◆ Task prompt ◆
Word for word, retype every entry in the listing.

◆ Source material ◆

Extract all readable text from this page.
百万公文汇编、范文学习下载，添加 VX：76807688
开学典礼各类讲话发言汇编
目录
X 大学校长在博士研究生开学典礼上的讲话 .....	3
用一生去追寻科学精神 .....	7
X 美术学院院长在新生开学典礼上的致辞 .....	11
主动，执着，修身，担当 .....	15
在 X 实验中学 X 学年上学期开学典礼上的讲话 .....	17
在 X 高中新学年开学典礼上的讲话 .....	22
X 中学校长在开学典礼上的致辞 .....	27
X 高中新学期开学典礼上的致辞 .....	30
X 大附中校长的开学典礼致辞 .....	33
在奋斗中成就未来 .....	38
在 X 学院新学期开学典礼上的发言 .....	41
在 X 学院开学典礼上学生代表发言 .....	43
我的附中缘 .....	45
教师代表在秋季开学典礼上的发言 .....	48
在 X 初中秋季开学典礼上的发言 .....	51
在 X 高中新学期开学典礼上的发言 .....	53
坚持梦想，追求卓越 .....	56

◆ Solution for this exercise ◆
Extract all readable text from this page.
百万公文汇编、范文学习下载，添加 VX：76807688
开学典礼各类讲话发言汇编
目录
X 大学校长在博士研究生开学典礼上的讲话 .....	3
用一生去追寻科学精神 .....	7
X 美术学院院长在新生开学典礼上的致辞 .....	11
主动，执着，修身，担当 .....	15
在 X 实验中学 X 学年上学期开学典礼上的讲话 .....	17
在 X 高中新学年开学典礼上的讲话 .....	22
X 中学校长在开学典礼上的致辞 .....	27
X 高中新学期开学典礼上的致辞 .....	30
X 大附中校长的开学典礼致辞 .....	33
在奋斗中成就未来 .....	38
在 X 学院新学期开学典礼上的发言 .....	41
在 X 学院开学典礼上学生代表发言 .....	43
我的附中缘 .....	45
教师代表在秋季开学典礼上的发言 .....	48
在 X 初中秋季开学典礼上的发言 .....	51
在 X 高中新学期开学典礼上的发言 .....	53
坚持梦想，追求卓越 .....	56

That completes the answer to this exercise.